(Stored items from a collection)

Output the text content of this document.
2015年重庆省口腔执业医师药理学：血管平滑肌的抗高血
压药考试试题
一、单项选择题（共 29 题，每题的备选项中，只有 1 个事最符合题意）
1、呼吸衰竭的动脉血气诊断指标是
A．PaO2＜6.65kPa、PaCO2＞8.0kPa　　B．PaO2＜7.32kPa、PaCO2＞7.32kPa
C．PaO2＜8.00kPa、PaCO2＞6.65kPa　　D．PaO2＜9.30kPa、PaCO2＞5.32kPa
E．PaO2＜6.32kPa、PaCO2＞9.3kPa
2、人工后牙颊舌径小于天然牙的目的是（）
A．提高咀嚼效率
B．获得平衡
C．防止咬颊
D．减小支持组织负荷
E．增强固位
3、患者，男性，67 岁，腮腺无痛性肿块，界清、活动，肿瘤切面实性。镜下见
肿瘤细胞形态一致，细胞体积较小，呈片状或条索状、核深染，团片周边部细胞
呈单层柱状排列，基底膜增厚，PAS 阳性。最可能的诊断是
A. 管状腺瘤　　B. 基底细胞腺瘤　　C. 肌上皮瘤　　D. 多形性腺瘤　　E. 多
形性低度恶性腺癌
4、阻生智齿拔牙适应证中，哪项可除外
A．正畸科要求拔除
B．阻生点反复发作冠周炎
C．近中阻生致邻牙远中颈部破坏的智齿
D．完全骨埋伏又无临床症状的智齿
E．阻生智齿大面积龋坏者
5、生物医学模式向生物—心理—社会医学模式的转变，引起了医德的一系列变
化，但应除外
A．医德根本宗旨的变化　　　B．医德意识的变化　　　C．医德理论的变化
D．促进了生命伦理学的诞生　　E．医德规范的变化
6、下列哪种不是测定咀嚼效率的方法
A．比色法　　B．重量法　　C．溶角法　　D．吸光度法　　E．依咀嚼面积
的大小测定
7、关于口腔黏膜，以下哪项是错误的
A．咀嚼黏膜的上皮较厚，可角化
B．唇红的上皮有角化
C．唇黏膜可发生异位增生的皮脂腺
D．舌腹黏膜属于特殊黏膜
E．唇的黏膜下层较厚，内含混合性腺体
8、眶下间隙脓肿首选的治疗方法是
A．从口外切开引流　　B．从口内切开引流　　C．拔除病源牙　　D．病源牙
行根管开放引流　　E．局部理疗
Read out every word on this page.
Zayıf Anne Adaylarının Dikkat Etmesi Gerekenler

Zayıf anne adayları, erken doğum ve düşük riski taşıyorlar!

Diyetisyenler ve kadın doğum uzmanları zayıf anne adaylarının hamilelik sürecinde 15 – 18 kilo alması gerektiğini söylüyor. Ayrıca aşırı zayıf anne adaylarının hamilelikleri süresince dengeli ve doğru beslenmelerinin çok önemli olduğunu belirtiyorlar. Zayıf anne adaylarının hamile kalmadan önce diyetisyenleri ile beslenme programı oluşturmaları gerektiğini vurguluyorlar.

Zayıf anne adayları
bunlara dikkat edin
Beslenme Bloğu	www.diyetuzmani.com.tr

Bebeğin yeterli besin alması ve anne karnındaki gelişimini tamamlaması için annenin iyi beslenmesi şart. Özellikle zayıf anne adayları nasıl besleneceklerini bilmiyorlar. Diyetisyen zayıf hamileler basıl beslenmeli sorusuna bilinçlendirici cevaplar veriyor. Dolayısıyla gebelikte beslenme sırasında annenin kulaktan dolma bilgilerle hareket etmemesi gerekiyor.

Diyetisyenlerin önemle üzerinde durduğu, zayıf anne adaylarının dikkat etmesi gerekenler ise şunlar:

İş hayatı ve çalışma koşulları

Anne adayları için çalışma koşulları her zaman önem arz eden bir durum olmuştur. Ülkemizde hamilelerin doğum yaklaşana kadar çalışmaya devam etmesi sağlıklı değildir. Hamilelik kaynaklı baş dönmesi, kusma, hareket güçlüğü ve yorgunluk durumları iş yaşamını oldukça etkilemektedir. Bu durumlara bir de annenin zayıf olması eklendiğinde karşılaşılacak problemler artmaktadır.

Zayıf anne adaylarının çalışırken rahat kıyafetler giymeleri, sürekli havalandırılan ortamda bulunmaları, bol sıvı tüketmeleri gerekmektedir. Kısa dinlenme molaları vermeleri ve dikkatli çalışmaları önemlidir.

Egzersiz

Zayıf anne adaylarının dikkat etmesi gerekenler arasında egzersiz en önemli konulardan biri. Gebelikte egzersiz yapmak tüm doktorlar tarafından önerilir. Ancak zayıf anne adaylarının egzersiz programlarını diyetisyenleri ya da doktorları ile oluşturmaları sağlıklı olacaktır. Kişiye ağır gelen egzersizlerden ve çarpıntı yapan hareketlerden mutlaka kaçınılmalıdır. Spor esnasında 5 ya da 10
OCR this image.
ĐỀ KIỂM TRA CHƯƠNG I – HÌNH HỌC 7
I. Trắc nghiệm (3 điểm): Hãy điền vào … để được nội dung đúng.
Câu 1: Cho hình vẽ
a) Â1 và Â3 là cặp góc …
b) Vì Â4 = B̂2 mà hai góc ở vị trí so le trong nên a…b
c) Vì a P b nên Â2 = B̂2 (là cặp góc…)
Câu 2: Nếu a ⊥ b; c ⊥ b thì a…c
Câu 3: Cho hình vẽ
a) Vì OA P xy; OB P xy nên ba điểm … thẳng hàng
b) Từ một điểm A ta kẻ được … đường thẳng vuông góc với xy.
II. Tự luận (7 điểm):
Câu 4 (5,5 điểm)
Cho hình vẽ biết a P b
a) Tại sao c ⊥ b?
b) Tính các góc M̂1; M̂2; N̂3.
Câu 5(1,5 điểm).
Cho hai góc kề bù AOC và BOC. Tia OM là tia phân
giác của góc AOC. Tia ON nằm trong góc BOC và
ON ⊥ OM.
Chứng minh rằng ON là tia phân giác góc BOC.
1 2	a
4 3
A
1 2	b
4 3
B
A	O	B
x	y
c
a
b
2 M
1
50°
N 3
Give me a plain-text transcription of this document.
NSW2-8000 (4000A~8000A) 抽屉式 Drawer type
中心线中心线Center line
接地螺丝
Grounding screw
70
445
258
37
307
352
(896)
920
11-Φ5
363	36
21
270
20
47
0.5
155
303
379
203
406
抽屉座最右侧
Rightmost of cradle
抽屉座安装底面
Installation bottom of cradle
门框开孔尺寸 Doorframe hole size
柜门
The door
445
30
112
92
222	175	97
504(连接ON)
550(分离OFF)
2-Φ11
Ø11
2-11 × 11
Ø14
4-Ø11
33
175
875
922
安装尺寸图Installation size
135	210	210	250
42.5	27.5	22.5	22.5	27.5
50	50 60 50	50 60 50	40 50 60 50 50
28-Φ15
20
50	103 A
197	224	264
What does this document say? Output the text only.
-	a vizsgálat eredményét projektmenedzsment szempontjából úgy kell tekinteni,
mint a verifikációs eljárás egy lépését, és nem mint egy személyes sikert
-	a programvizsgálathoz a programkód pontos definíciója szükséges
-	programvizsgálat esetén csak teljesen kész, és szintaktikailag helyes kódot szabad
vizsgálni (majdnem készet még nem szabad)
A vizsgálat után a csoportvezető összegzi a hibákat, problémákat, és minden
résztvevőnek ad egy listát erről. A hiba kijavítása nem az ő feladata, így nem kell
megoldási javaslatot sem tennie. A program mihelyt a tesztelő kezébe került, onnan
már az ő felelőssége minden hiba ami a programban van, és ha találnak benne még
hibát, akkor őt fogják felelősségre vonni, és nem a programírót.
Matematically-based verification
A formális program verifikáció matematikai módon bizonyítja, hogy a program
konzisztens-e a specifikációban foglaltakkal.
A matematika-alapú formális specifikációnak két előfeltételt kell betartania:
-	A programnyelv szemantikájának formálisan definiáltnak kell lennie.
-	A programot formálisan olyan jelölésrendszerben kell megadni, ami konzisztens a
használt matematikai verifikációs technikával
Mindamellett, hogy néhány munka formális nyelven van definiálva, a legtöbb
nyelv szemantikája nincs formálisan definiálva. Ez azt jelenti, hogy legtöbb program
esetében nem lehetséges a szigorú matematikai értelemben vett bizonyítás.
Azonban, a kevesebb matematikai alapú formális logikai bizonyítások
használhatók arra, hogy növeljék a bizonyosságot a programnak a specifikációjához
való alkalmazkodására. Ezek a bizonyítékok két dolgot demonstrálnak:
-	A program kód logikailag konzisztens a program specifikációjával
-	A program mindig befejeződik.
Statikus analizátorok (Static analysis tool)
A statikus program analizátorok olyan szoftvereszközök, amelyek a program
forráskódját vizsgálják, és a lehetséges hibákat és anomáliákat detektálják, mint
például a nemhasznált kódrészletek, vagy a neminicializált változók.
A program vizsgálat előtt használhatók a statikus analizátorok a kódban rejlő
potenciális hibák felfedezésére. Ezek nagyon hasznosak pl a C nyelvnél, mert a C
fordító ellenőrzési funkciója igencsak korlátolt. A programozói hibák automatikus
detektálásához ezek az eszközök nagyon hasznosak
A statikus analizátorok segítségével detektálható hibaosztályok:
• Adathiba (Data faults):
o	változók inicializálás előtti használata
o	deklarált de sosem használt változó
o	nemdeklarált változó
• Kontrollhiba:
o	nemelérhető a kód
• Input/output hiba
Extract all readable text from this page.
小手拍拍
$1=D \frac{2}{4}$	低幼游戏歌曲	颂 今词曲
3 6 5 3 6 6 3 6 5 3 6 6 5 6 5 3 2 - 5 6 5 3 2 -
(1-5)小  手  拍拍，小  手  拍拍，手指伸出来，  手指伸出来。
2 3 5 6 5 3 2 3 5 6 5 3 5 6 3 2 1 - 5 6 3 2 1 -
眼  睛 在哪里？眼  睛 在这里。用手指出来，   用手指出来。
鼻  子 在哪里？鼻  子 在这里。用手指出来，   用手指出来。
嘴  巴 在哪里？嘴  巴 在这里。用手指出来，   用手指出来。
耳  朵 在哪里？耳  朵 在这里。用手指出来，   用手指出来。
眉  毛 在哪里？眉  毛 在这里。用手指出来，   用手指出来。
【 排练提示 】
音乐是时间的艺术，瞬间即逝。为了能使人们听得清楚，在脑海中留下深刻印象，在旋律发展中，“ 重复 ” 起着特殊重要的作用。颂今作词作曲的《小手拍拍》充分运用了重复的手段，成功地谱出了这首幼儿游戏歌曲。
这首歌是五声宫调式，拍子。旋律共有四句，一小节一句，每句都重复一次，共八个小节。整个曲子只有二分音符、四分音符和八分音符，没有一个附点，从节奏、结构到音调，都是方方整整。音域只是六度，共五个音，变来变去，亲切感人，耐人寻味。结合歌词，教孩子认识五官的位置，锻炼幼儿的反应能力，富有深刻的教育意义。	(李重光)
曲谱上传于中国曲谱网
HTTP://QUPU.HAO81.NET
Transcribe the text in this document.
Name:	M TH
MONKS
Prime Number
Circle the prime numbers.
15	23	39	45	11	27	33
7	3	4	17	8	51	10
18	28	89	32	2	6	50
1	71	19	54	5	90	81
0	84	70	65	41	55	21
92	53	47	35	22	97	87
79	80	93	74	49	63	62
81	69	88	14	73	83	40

● PROBLEM TO SOLVE: The lines to quote run from the one containing "Extract all readable text from this page." through the final line of the material above; please give them exactly, both ends included, and nothing else.

● SOLUTION:
Extract all readable text from this page.
小手拍拍
$1=D \frac{2}{4}$	低幼游戏歌曲	颂 今词曲
3 6 5 3 6 6 3 6 5 3 6 6 5 6 5 3 2 - 5 6 5 3 2 -
(1-5)小  手  拍拍，小  手  拍拍，手指伸出来，  手指伸出来。
2 3 5 6 5 3 2 3 5 6 5 3 5 6 3 2 1 - 5 6 3 2 1 -
眼  睛 在哪里？眼  睛 在这里。用手指出来，   用手指出来。
鼻  子 在哪里？鼻  子 在这里。用手指出来，   用手指出来。
嘴  巴 在哪里？嘴  巴 在这里。用手指出来，   用手指出来。
耳  朵 在哪里？耳  朵 在这里。用手指出来，   用手指出来。
眉  毛 在哪里？眉  毛 在这里。用手指出来，   用手指出来。
【 排练提示 】
音乐是时间的艺术，瞬间即逝。为了能使人们听得清楚，在脑海中留下深刻印象，在旋律发展中，“ 重复 ” 起着特殊重要的作用。颂今作词作曲的《小手拍拍》充分运用了重复的手段，成功地谱出了这首幼儿游戏歌曲。
这首歌是五声宫调式，拍子。旋律共有四句，一小节一句，每句都重复一次，共八个小节。整个曲子只有二分音符、四分音符和八分音符，没有一个附点，从节奏、结构到音调，都是方方整整。音域只是六度，共五个音，变来变去，亲切感人，耐人寻味。结合歌词，教孩子认识五官的位置，锻炼幼儿的反应能力，富有深刻的教育意义。	(李重光)
曲谱上传于中国曲谱网
HTTP://QUPU.HAO81.NET
Transcribe the text in this document.
Name:	M TH
MONKS
Prime Number
Circle the prime numbers.
15	23	39	45	11	27	33
7	3	4	17	8	51	10
18	28	89	32	2	6	50
1	71	19	54	5	90	81
0	84	70	65	41	55	21
92	53	47	35	22	97	87
79	80	93	74	49	63	62
81	69	88	14	73	83	40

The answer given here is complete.